--- start ---

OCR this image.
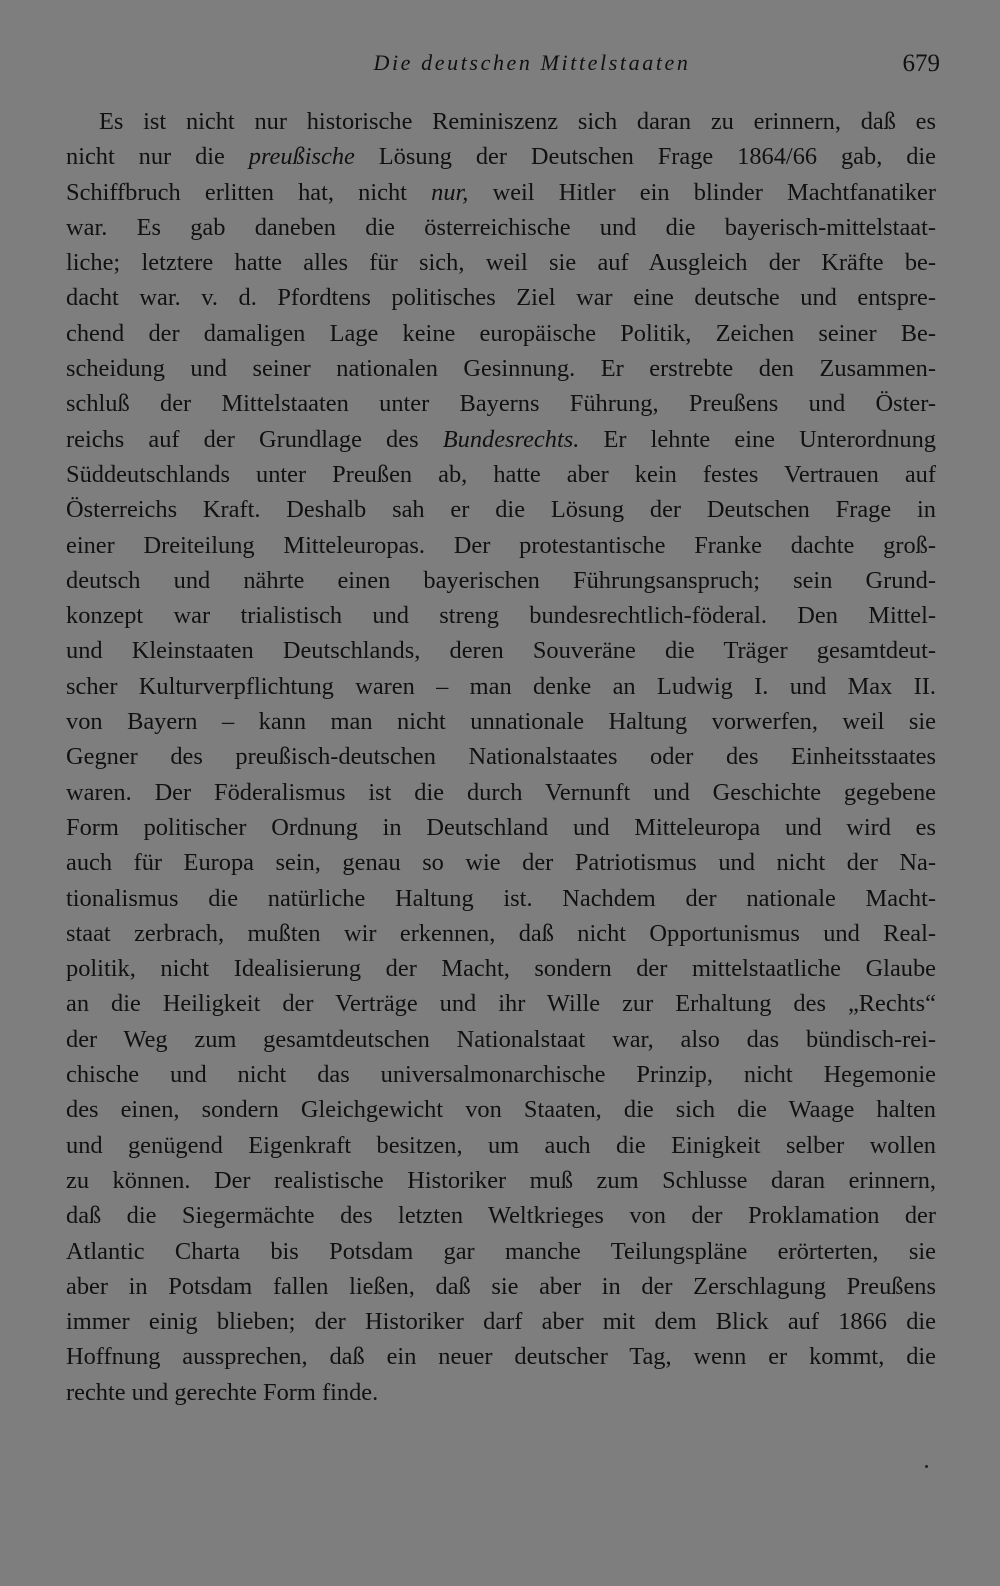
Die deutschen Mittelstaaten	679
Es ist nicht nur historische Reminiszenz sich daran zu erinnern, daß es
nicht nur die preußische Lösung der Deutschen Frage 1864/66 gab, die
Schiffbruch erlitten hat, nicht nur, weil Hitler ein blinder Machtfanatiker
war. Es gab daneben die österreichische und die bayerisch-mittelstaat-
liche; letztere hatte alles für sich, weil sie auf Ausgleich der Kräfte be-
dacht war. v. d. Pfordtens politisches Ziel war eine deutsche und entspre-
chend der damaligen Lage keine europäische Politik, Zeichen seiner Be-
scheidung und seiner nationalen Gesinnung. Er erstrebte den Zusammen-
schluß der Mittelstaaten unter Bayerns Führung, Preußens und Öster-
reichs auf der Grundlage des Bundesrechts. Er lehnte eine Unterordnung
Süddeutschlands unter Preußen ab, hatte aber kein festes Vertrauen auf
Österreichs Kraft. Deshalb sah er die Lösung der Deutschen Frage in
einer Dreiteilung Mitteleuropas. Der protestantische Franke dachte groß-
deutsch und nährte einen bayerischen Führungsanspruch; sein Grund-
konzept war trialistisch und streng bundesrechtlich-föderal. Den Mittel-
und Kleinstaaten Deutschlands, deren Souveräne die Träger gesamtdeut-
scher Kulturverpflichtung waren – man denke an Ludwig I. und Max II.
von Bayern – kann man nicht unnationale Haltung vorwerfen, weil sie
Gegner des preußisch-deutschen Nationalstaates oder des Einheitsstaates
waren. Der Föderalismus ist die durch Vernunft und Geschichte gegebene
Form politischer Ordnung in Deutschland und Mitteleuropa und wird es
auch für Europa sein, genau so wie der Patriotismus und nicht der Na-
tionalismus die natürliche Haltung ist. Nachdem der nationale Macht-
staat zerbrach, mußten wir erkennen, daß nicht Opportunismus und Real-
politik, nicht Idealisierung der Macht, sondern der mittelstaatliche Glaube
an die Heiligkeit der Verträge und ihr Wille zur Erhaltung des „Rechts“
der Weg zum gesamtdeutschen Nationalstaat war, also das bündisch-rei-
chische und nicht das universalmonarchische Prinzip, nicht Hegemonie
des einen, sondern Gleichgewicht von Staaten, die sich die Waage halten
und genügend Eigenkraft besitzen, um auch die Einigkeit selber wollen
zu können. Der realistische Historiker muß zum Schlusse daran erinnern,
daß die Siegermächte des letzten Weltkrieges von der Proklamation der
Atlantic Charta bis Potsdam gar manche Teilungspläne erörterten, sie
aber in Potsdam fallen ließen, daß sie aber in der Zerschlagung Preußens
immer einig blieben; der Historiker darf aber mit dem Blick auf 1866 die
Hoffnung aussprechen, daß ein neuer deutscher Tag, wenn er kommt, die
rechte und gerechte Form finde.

--- end ---
--- start ---

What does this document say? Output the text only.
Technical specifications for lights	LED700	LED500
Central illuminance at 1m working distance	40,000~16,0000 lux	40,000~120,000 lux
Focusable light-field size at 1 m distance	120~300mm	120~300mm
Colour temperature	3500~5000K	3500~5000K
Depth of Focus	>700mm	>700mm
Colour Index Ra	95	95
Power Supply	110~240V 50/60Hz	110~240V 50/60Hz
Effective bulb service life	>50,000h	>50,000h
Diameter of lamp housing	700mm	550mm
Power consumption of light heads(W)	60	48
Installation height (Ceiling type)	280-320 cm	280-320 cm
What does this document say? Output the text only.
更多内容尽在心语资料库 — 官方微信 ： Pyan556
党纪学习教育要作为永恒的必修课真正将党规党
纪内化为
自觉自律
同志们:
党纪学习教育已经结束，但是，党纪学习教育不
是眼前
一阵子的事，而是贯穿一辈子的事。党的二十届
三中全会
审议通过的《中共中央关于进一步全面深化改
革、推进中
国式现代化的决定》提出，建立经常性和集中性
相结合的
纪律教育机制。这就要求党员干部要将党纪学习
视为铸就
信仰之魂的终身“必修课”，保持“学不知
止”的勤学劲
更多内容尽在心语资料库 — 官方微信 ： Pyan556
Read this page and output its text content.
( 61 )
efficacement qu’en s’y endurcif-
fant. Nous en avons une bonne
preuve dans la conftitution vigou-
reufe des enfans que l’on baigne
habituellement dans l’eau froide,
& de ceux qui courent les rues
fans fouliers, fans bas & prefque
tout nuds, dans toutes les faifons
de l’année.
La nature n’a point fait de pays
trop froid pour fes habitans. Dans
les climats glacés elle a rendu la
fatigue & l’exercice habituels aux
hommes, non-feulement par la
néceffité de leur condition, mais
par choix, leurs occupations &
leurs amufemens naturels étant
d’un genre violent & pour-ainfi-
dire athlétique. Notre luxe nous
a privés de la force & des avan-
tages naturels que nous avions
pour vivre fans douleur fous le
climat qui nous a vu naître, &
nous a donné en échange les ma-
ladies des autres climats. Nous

--- end ---
--- start ---

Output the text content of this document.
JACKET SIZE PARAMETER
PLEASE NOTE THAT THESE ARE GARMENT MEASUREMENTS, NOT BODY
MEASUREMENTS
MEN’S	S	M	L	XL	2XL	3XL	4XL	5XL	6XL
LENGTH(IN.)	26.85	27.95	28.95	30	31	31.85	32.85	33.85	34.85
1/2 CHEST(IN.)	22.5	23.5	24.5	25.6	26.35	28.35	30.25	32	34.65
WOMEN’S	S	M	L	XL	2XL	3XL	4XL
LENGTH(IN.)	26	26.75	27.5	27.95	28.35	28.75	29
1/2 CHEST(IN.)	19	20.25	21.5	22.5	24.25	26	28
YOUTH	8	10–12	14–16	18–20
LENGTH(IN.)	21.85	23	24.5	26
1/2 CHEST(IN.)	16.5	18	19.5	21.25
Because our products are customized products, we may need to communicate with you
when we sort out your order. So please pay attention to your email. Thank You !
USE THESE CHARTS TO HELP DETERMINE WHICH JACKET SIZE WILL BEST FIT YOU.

--- end ---

> TASK GOAL
What is the number of lines that hold the string "aber"? Reply with that number alone.

> THE REPLY
3